Exercise goal =>
Using the data below, copy each line that includes the word "this".

Saved data entries
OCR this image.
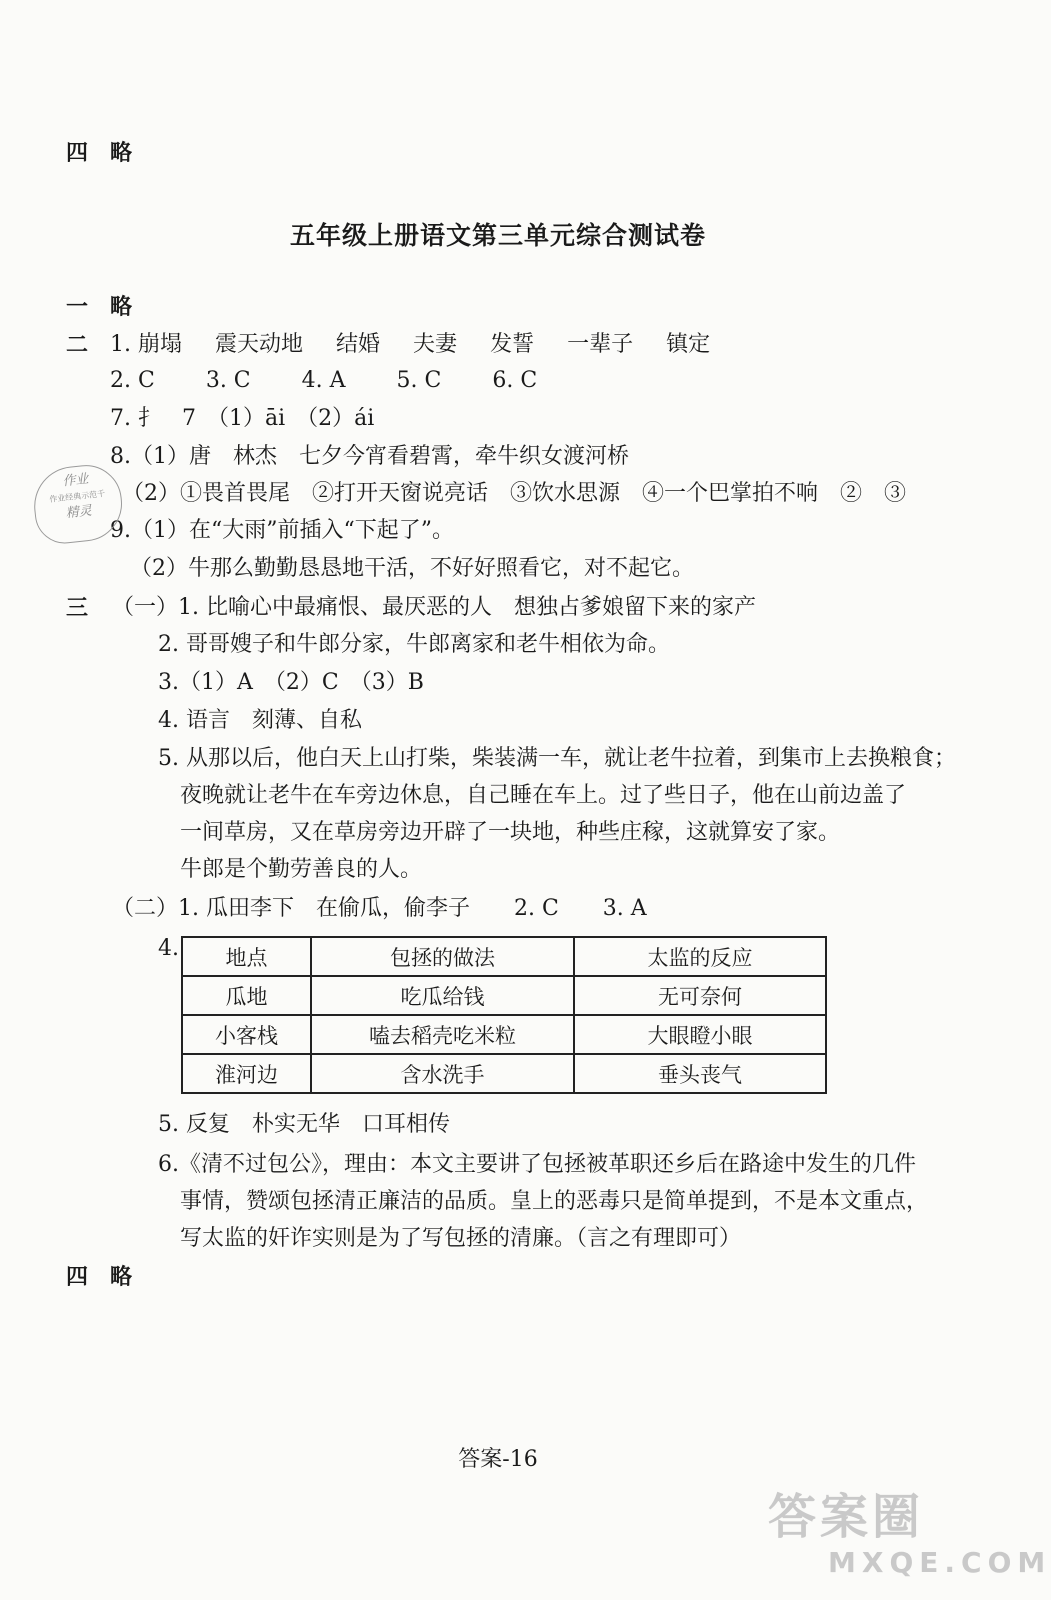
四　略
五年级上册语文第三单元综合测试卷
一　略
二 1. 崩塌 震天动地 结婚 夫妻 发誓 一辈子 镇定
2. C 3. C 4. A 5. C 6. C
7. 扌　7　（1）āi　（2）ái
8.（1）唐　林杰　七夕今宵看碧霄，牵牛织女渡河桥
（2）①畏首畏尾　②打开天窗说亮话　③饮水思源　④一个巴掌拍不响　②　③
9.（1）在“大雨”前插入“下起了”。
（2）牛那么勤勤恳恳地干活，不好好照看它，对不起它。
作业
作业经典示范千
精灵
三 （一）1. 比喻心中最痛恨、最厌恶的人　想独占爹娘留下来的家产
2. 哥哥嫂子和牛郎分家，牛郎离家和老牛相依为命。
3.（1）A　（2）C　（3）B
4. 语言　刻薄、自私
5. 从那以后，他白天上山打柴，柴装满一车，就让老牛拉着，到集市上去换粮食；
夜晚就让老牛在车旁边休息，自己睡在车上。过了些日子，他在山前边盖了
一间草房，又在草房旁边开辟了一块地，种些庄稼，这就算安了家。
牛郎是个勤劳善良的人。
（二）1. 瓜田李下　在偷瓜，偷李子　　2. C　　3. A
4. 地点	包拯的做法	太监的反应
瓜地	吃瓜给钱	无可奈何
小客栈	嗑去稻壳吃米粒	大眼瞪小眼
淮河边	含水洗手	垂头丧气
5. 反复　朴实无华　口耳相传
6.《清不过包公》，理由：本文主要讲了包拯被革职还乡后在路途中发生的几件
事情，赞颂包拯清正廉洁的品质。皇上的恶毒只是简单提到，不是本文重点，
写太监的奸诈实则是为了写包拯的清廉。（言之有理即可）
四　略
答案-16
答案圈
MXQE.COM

...

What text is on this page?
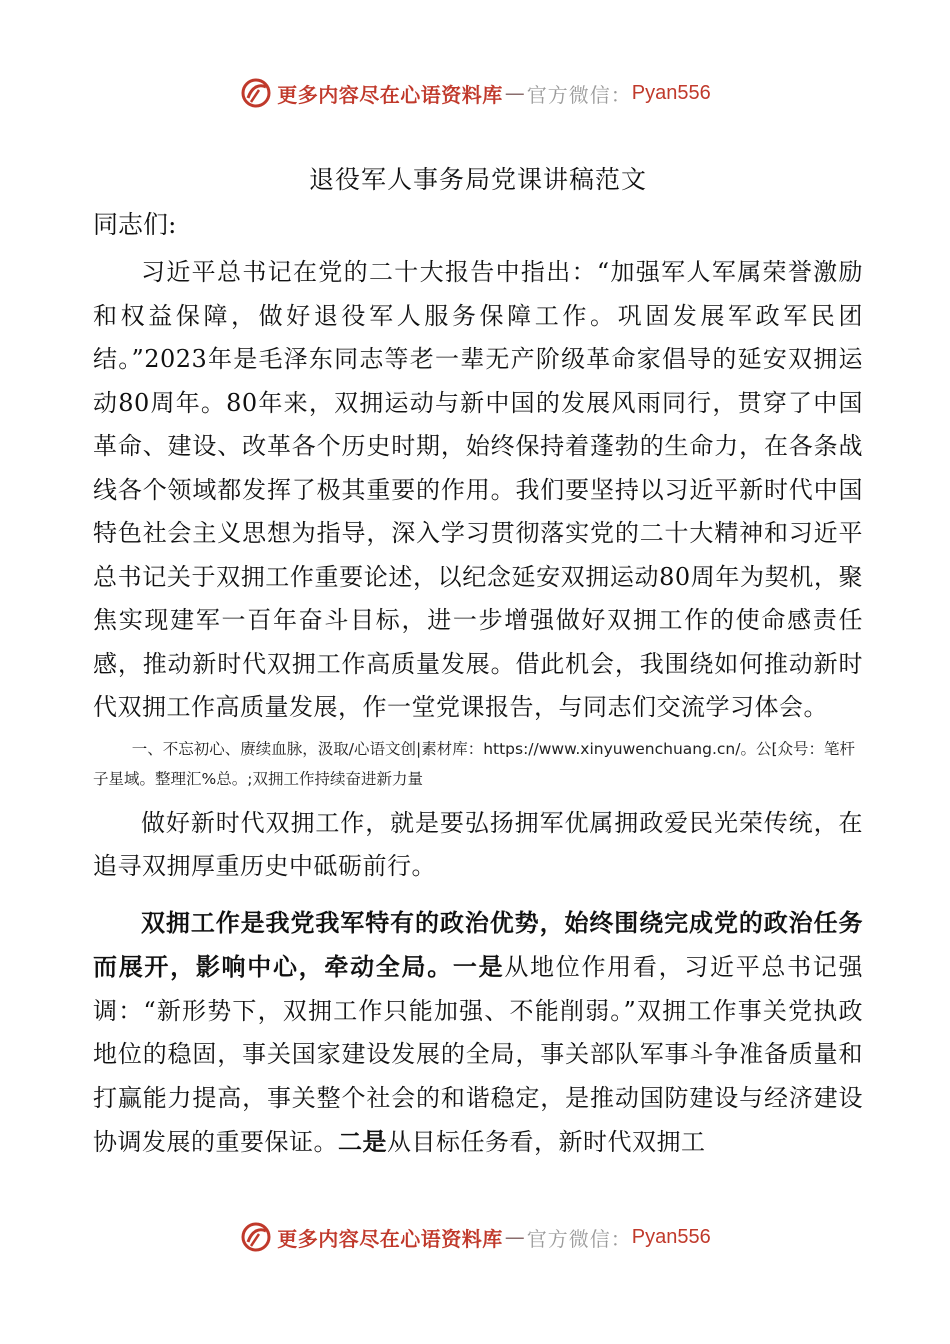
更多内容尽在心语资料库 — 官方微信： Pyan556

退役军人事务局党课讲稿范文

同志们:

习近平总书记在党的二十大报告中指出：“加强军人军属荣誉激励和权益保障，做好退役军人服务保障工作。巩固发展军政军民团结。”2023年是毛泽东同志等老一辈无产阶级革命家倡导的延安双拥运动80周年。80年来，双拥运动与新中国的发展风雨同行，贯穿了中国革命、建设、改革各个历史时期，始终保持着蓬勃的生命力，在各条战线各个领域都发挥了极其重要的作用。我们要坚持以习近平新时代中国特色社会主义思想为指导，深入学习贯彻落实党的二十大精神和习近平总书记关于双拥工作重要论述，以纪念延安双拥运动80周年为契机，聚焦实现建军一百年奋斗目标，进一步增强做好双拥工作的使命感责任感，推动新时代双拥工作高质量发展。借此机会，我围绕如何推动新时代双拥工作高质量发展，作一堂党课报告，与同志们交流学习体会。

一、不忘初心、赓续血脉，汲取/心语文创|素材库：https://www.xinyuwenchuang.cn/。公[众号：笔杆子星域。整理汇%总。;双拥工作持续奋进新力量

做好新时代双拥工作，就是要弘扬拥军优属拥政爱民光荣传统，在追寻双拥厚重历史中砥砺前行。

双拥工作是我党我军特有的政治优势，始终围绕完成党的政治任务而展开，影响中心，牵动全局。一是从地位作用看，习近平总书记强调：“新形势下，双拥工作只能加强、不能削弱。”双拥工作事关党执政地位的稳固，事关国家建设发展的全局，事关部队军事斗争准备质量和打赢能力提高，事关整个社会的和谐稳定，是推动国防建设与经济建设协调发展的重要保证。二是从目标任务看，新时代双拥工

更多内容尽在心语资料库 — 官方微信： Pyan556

Reply =>
OCR this image.
What text is on this page?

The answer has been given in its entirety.